==== DATA TO PROCESS ====

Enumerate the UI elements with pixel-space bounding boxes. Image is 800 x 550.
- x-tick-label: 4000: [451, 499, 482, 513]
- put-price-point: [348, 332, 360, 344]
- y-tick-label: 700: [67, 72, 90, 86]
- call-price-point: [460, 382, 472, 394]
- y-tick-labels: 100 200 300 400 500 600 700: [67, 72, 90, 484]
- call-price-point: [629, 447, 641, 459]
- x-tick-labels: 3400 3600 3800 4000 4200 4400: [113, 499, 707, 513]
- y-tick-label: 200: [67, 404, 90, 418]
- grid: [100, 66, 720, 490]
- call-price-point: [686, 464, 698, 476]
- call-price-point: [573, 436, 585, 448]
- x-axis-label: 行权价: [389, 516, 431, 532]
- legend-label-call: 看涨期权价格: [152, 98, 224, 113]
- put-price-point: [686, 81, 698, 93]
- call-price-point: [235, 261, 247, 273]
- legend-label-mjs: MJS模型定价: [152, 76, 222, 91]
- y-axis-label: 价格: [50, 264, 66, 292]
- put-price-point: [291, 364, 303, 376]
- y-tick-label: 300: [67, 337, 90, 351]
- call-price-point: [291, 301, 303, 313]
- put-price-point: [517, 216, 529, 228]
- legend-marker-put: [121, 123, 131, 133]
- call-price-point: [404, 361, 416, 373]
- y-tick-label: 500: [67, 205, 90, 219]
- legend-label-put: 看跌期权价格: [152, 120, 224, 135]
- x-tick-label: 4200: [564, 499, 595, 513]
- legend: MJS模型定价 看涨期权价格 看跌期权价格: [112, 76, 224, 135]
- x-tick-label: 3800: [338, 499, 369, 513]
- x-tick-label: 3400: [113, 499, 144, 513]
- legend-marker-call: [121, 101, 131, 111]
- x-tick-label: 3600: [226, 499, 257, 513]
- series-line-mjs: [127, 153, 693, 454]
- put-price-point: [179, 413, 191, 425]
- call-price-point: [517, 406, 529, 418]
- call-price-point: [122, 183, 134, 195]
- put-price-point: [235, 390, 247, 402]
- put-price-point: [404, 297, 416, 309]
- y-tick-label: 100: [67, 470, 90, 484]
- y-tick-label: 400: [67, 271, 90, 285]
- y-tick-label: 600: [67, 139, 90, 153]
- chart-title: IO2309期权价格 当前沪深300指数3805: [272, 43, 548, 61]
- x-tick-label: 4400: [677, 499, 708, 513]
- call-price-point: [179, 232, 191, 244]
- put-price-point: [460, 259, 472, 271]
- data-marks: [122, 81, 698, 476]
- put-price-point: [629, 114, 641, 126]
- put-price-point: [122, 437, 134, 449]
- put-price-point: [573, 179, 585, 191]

====

◆ WHAT IS EXPECTED
Write out all of the material above again, replacing every "put-price-point" with "put-marker" and leaving everything else unchanged.

◆ SOLUTION FOR THIS EXERCISE
Enumerate the UI elements with pixel-space bounding boxes. Image is 800 x 550.
- x-tick-label: 4000: [451, 499, 482, 513]
- put-marker: [348, 332, 360, 344]
- y-tick-label: 700: [67, 72, 90, 86]
- call-price-point: [460, 382, 472, 394]
- y-tick-labels: 100 200 300 400 500 600 700: [67, 72, 90, 484]
- call-price-point: [629, 447, 641, 459]
- x-tick-labels: 3400 3600 3800 4000 4200 4400: [113, 499, 707, 513]
- y-tick-label: 200: [67, 404, 90, 418]
- grid: [100, 66, 720, 490]
- call-price-point: [686, 464, 698, 476]
- call-price-point: [573, 436, 585, 448]
- x-axis-label: 行权价: [389, 516, 431, 532]
- legend-label-call: 看涨期权价格: [152, 98, 224, 113]
- put-marker: [686, 81, 698, 93]
- call-price-point: [235, 261, 247, 273]
- legend-label-mjs: MJS模型定价: [152, 76, 222, 91]
- y-axis-label: 价格: [50, 264, 66, 292]
- put-marker: [291, 364, 303, 376]
- y-tick-label: 300: [67, 337, 90, 351]
- call-price-point: [291, 301, 303, 313]
- put-marker: [517, 216, 529, 228]
- legend-marker-put: [121, 123, 131, 133]
- call-price-point: [404, 361, 416, 373]
- y-tick-label: 500: [67, 205, 90, 219]
- legend-label-put: 看跌期权价格: [152, 120, 224, 135]
- x-tick-label: 4200: [564, 499, 595, 513]
- legend: MJS模型定价 看涨期权价格 看跌期权价格: [112, 76, 224, 135]
- x-tick-label: 3800: [338, 499, 369, 513]
- x-tick-label: 3400: [113, 499, 144, 513]
- legend-marker-call: [121, 101, 131, 111]
- x-tick-label: 3600: [226, 499, 257, 513]
- series-line-mjs: [127, 153, 693, 454]
- put-marker: [179, 413, 191, 425]
- call-price-point: [517, 406, 529, 418]
- call-price-point: [122, 183, 134, 195]
- put-marker: [235, 390, 247, 402]
- put-marker: [404, 297, 416, 309]
- y-tick-label: 100: [67, 470, 90, 484]
- y-tick-label: 400: [67, 271, 90, 285]
- y-tick-label: 600: [67, 139, 90, 153]
- chart-title: IO2309期权价格 当前沪深300指数3805: [272, 43, 548, 61]
- x-tick-label: 4400: [677, 499, 708, 513]
- call-price-point: [179, 232, 191, 244]
- put-marker: [460, 259, 472, 271]
- data-marks: [122, 81, 698, 476]
- put-marker: [629, 114, 641, 126]
- put-marker: [122, 437, 134, 449]
- put-marker: [573, 179, 585, 191]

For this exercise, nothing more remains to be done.